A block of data
-.-.-
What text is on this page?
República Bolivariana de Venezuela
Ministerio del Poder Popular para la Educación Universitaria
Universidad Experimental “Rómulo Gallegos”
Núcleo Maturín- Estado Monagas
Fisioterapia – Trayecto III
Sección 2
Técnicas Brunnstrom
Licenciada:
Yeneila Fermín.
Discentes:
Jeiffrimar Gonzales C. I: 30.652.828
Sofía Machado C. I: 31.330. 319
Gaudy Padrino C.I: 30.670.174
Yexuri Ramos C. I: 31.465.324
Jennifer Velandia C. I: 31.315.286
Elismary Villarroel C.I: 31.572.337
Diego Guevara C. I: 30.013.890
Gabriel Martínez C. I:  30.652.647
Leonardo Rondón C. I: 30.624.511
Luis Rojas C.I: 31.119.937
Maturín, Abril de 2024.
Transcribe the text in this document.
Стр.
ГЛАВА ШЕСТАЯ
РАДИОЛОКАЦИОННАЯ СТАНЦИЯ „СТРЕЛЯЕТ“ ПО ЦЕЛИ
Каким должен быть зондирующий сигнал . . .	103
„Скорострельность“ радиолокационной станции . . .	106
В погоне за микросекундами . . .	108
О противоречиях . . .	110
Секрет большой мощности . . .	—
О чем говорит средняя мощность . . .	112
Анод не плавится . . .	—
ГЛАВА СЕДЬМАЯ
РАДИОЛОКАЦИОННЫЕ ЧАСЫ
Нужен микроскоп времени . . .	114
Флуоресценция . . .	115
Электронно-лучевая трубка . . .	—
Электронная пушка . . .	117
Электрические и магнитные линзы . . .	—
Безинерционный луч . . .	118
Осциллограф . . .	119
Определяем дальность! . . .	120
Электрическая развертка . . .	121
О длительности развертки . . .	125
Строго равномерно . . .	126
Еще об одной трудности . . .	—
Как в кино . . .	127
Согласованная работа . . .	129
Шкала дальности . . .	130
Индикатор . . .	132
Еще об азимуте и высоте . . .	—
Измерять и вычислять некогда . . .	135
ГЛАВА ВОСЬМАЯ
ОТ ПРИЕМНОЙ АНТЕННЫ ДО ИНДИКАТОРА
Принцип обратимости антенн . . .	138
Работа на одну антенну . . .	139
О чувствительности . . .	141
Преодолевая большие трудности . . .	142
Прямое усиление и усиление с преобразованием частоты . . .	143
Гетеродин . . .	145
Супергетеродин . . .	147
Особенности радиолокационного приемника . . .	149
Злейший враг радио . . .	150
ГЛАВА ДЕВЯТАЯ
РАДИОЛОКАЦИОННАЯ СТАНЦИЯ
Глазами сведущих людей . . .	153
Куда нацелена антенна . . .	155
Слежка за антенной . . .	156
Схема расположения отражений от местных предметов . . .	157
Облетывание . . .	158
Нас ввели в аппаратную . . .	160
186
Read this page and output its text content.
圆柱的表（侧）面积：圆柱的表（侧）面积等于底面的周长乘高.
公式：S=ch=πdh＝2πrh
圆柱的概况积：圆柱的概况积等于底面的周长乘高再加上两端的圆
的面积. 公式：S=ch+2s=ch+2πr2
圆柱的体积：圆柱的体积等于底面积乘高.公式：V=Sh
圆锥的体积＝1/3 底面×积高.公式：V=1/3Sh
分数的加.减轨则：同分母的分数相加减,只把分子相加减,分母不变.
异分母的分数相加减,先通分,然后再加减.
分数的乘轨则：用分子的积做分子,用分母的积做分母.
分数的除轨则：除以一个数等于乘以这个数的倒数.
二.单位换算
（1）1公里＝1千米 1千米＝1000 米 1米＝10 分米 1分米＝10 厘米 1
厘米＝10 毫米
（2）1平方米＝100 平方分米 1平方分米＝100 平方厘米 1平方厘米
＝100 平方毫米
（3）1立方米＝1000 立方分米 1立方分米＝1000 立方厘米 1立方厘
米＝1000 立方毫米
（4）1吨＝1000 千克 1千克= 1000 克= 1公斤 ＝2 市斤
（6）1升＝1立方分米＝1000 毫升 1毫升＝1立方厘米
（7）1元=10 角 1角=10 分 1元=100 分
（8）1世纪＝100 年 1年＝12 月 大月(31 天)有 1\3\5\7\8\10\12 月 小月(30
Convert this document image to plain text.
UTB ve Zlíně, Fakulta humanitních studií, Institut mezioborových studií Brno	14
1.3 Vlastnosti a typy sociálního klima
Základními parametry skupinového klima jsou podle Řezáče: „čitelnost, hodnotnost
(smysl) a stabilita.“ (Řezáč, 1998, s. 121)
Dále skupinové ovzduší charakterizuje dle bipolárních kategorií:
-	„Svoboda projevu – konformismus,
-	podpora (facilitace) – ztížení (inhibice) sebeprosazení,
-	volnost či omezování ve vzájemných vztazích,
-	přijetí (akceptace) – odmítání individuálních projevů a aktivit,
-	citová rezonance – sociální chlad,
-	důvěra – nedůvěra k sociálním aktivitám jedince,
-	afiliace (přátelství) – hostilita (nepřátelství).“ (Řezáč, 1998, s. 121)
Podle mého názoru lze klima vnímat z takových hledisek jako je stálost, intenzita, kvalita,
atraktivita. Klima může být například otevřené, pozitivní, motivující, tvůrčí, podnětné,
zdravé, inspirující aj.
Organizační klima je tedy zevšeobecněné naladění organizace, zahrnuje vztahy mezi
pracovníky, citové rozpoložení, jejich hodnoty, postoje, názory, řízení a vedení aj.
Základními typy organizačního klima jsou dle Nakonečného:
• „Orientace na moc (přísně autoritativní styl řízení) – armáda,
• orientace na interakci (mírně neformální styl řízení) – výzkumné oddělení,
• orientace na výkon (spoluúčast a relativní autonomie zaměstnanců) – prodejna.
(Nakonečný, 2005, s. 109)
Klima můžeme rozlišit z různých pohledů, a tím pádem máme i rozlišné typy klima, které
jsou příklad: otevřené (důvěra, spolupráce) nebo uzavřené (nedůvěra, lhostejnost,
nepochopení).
-.-.-
- [TASK]: Extract all lines as given.

- [FULL OUTPUT]:
What text is on this page?
República Bolivariana de Venezuela
Ministerio del Poder Popular para la Educación Universitaria
Universidad Experimental “Rómulo Gallegos”
Núcleo Maturín- Estado Monagas
Fisioterapia – Trayecto III
Sección 2
Técnicas Brunnstrom
Licenciada:
Yeneila Fermín.
Discentes:
Jeiffrimar Gonzales C. I: 30.652.828
Sofía Machado C. I: 31.330. 319
Gaudy Padrino C.I: 30.670.174
Yexuri Ramos C. I: 31.465.324
Jennifer Velandia C. I: 31.315.286
Elismary Villarroel C.I: 31.572.337
Diego Guevara C. I: 30.013.890
Gabriel Martínez C. I:  30.652.647
Leonardo Rondón C. I: 30.624.511
Luis Rojas C.I: 31.119.937
Maturín, Abril de 2024.
Transcribe the text in this document.
Стр.
ГЛАВА ШЕСТАЯ
РАДИОЛОКАЦИОННАЯ СТАНЦИЯ „СТРЕЛЯЕТ“ ПО ЦЕЛИ
Каким должен быть зондирующий сигнал . . .	103
„Скорострельность“ радиолокационной станции . . .	106
В погоне за микросекундами . . .	108
О противоречиях . . .	110
Секрет большой мощности . . .	—
О чем говорит средняя мощность . . .	112
Анод не плавится . . .	—
ГЛАВА СЕДЬМАЯ
РАДИОЛОКАЦИОННЫЕ ЧАСЫ
Нужен микроскоп времени . . .	114
Флуоресценция . . .	115
Электронно-лучевая трубка . . .	—
Электронная пушка . . .	117
Электрические и магнитные линзы . . .	—
Безинерционный луч . . .	118
Осциллограф . . .	119
Определяем дальность! . . .	120
Электрическая развертка . . .	121
О длительности развертки . . .	125
Строго равномерно . . .	126
Еще об одной трудности . . .	—
Как в кино . . .	127
Согласованная работа . . .	129
Шкала дальности . . .	130
Индикатор . . .	132
Еще об азимуте и высоте . . .	—
Измерять и вычислять некогда . . .	135
ГЛАВА ВОСЬМАЯ
ОТ ПРИЕМНОЙ АНТЕННЫ ДО ИНДИКАТОРА
Принцип обратимости антенн . . .	138
Работа на одну антенну . . .	139
О чувствительности . . .	141
Преодолевая большие трудности . . .	142
Прямое усиление и усиление с преобразованием частоты . . .	143
Гетеродин . . .	145
Супергетеродин . . .	147
Особенности радиолокационного приемника . . .	149
Злейший враг радио . . .	150
ГЛАВА ДЕВЯТАЯ
РАДИОЛОКАЦИОННАЯ СТАНЦИЯ
Глазами сведущих людей . . .	153
Куда нацелена антенна . . .	155
Слежка за антенной . . .	156
Схема расположения отражений от местных предметов . . .	157
Облетывание . . .	158
Нас ввели в аппаратную . . .	160
186
Read this page and output its text content.
圆柱的表（侧）面积：圆柱的表（侧）面积等于底面的周长乘高.
公式：S=ch=πdh＝2πrh
圆柱的概况积：圆柱的概况积等于底面的周长乘高再加上两端的圆
的面积. 公式：S=ch+2s=ch+2πr2
圆柱的体积：圆柱的体积等于底面积乘高.公式：V=Sh
圆锥的体积＝1/3 底面×积高.公式：V=1/3Sh
分数的加.减轨则：同分母的分数相加减,只把分子相加减,分母不变.
异分母的分数相加减,先通分,然后再加减.
分数的乘轨则：用分子的积做分子,用分母的积做分母.
分数的除轨则：除以一个数等于乘以这个数的倒数.
二.单位换算
（1）1公里＝1千米 1千米＝1000 米 1米＝10 分米 1分米＝10 厘米 1
厘米＝10 毫米
（2）1平方米＝100 平方分米 1平方分米＝100 平方厘米 1平方厘米
＝100 平方毫米
（3）1立方米＝1000 立方分米 1立方分米＝1000 立方厘米 1立方厘
米＝1000 立方毫米
（4）1吨＝1000 千克 1千克= 1000 克= 1公斤 ＝2 市斤
（6）1升＝1立方分米＝1000 毫升 1毫升＝1立方厘米
（7）1元=10 角 1角=10 分 1元=100 分
（8）1世纪＝100 年 1年＝12 月 大月(31 天)有 1\3\5\7\8\10\12 月 小月(30
Convert this document image to plain text.
UTB ve Zlíně, Fakulta humanitních studií, Institut mezioborových studií Brno	14
1.3 Vlastnosti a typy sociálního klima
Základními parametry skupinového klima jsou podle Řezáče: „čitelnost, hodnotnost
(smysl) a stabilita.“ (Řezáč, 1998, s. 121)
Dále skupinové ovzduší charakterizuje dle bipolárních kategorií:
-	„Svoboda projevu – konformismus,
-	podpora (facilitace) – ztížení (inhibice) sebeprosazení,
-	volnost či omezování ve vzájemných vztazích,
-	přijetí (akceptace) – odmítání individuálních projevů a aktivit,
-	citová rezonance – sociální chlad,
-	důvěra – nedůvěra k sociálním aktivitám jedince,
-	afiliace (přátelství) – hostilita (nepřátelství).“ (Řezáč, 1998, s. 121)
Podle mého názoru lze klima vnímat z takových hledisek jako je stálost, intenzita, kvalita,
atraktivita. Klima může být například otevřené, pozitivní, motivující, tvůrčí, podnětné,
zdravé, inspirující aj.
Organizační klima je tedy zevšeobecněné naladění organizace, zahrnuje vztahy mezi
pracovníky, citové rozpoložení, jejich hodnoty, postoje, názory, řízení a vedení aj.
Základními typy organizačního klima jsou dle Nakonečného:
• „Orientace na moc (přísně autoritativní styl řízení) – armáda,
• orientace na interakci (mírně neformální styl řízení) – výzkumné oddělení,
• orientace na výkon (spoluúčast a relativní autonomie zaměstnanců) – prodejna.
(Nakonečný, 2005, s. 109)
Klima můžeme rozlišit z různých pohledů, a tím pádem máme i rozlišné typy klima, které
jsou příklad: otevřené (důvěra, spolupráce) nebo uzavřené (nedůvěra, lhostejnost,
nepochopení).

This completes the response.